◆ THE EXERCISE
Convert the material below into a JSON list of strings with one string per line, skipping blank lines. Leave the pictures out.

## Start DATA FOR THE TASK

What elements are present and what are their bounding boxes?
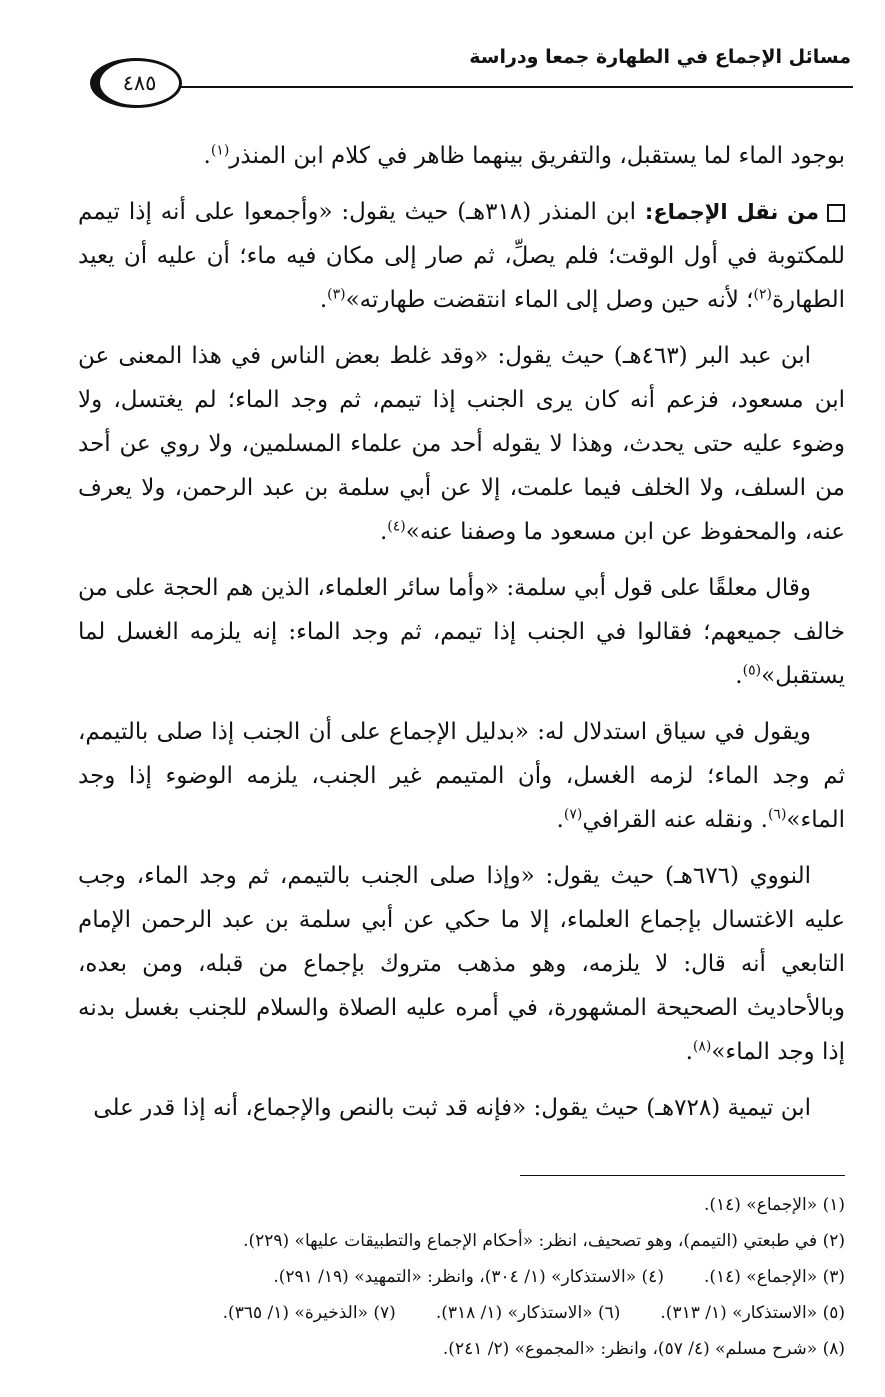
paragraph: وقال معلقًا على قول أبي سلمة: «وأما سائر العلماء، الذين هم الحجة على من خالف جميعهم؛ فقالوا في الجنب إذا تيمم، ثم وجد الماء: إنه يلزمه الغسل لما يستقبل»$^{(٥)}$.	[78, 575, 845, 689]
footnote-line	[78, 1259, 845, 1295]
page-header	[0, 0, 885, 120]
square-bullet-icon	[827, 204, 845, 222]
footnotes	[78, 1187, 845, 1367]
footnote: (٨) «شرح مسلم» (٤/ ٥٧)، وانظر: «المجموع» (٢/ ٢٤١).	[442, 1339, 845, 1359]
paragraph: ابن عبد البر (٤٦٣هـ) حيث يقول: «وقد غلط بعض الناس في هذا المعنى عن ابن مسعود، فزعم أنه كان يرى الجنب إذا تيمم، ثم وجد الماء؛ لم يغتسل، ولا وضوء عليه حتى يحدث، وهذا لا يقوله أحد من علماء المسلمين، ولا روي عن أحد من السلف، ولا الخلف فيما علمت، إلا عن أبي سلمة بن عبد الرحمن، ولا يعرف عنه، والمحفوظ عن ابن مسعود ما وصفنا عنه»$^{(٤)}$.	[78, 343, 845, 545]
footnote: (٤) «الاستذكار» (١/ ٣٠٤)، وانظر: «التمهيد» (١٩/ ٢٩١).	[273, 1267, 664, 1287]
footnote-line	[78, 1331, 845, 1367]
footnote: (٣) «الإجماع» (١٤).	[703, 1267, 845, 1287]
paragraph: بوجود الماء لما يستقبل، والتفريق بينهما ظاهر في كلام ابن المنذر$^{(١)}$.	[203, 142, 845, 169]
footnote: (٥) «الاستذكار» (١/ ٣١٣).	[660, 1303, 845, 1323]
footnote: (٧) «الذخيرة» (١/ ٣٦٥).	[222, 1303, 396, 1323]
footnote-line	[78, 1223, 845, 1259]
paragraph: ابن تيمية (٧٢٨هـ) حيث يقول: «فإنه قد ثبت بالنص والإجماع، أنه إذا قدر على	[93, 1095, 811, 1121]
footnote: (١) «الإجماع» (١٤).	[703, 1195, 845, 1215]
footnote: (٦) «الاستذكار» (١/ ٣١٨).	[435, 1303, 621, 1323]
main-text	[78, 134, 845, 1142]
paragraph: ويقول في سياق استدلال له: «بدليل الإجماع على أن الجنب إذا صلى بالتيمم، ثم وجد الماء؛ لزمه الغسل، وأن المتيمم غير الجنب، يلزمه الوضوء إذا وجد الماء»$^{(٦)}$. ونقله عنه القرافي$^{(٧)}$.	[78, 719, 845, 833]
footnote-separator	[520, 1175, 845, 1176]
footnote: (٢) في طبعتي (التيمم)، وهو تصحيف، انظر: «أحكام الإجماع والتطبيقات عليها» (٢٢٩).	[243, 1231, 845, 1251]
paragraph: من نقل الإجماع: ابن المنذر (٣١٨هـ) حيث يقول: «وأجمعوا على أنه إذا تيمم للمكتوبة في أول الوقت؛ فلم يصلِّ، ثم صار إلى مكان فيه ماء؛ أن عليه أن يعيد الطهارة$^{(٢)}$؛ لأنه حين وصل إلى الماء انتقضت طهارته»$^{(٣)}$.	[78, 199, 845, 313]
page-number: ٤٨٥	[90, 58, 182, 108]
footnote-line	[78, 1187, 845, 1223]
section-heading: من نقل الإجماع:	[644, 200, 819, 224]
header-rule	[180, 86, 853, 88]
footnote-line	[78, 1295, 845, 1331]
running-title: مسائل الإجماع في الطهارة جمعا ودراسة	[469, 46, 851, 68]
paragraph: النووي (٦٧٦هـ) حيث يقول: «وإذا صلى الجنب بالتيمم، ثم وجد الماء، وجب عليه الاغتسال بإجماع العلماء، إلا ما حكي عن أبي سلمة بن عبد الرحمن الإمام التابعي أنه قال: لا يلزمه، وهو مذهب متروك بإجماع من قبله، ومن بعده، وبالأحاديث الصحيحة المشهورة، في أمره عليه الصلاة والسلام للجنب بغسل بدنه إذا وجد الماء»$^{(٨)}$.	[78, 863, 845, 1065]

## End DATA FOR THE TASK

◆ THE RESULT
[
  "What elements are present and what are their bounding boxes?",
  "paragraph: وقال معلقًا على قول أبي سلمة: «وأما سائر العلماء، الذين هم الحجة على من خالف جميعهم؛ فقالوا في الجنب إذا تيمم، ثم وجد الماء: إنه يلزمه الغسل لما يستقبل»$^{(٥)}$.\t[78, 575, 845, 689]",
  "footnote-line\t[78, 1259, 845, 1295]",
  "page-header\t[0, 0, 885, 120]",
  "square-bullet-icon\t[827, 204, 845, 222]",
  "footnotes\t[78, 1187, 845, 1367]",
  "footnote: (٨) «شرح مسلم» (٤/ ٥٧)، وانظر: «المجموع» (٢/ ٢٤١).\t[442, 1339, 845, 1359]",
  "paragraph: ابن عبد البر (٤٦٣هـ) حيث يقول: «وقد غلط بعض الناس في هذا المعنى عن ابن مسعود، فزعم أنه كان يرى الجنب إذا تيمم، ثم وجد الماء؛ لم يغتسل، ولا وضوء عليه حتى يحدث، وهذا لا يقوله أحد من علماء المسلمين، ولا روي عن أحد من السلف، ولا الخلف فيما علمت، إلا عن أبي سلمة بن عبد الرحمن، ولا يعرف عنه، والمحفوظ عن ابن مسعود ما وصفنا عنه»$^{(٤)}$.\t[78, 343, 845, 545]",
  "footnote: (٤) «الاستذكار» (١/ ٣٠٤)، وانظر: «التمهيد» (١٩/ ٢٩١).\t[273, 1267, 664, 1287]",
  "footnote-line\t[78, 1331, 845, 1367]",
  "footnote: (٣) «الإجماع» (١٤).\t[703, 1267, 845, 1287]",
  "paragraph: بوجود الماء لما يستقبل، والتفريق بينهما ظاهر في كلام ابن المنذر$^{(١)}$.\t[203, 142, 845, 169]",
  "footnote: (٥) «الاستذكار» (١/ ٣١٣).\t[660, 1303, 845, 1323]",
  "footnote: (٧) «الذخيرة» (١/ ٣٦٥).\t[222, 1303, 396, 1323]",
  "footnote-line\t[78, 1223, 845, 1259]",
  "paragraph: ابن تيمية (٧٢٨هـ) حيث يقول: «فإنه قد ثبت بالنص والإجماع، أنه إذا قدر على\t[93, 1095, 811, 1121]",
  "footnote: (١) «الإجماع» (١٤).\t[703, 1195, 845, 1215]",
  "footnote: (٦) «الاستذكار» (١/ ٣١٨).\t[435, 1303, 621, 1323]",
  "main-text\t[78, 134, 845, 1142]",
  "paragraph: ويقول في سياق استدلال له: «بدليل الإجماع على أن الجنب إذا صلى بالتيمم، ثم وجد الماء؛ لزمه الغسل، وأن المتيمم غير الجنب، يلزمه الوضوء إذا وجد الماء»$^{(٦)}$. ونقله عنه القرافي$^{(٧)}$.\t[78, 719, 845, 833]",
  "footnote-separator\t[520, 1175, 845, 1176]",
  "footnote: (٢) في طبعتي (التيمم)، وهو تصحيف، انظر: «أحكام الإجماع والتطبيقات عليها» (٢٢٩).\t[243, 1231, 845, 1251]",
  "paragraph: من نقل الإجماع: ابن المنذر (٣١٨هـ) حيث يقول: «وأجمعوا على أنه إذا تيمم للمكتوبة في أول الوقت؛ فلم يصلِّ، ثم صار إلى مكان فيه ماء؛ أن عليه أن يعيد الطهارة$^{(٢)}$؛ لأنه حين وصل إلى الماء انتقضت طهارته»$^{(٣)}$.\t[78, 199, 845, 313]",
  "page-number: ٤٨٥\t[90, 58, 182, 108]",
  "footnote-line\t[78, 1187, 845, 1223]",
  "section-heading: من نقل الإجماع:\t[644, 200, 819, 224]",
  "header-rule\t[180, 86, 853, 88]",
  "footnote-line\t[78, 1295, 845, 1331]",
  "running-title: مسائل الإجماع في الطهارة جمعا ودراسة\t[469, 46, 851, 68]",
  "paragraph: النووي (٦٧٦هـ) حيث يقول: «وإذا صلى الجنب بالتيمم، ثم وجد الماء، وجب عليه الاغتسال بإجماع العلماء، إلا ما حكي عن أبي سلمة بن عبد الرحمن الإمام التابعي أنه قال: لا يلزمه، وهو مذهب متروك بإجماع من قبله، ومن بعده، وبالأحاديث الصحيحة المشهورة، في أمره عليه الصلاة والسلام للجنب بغسل بدنه إذا وجد الماء»$^{(٨)}$.\t[78, 863, 845, 1065]"
]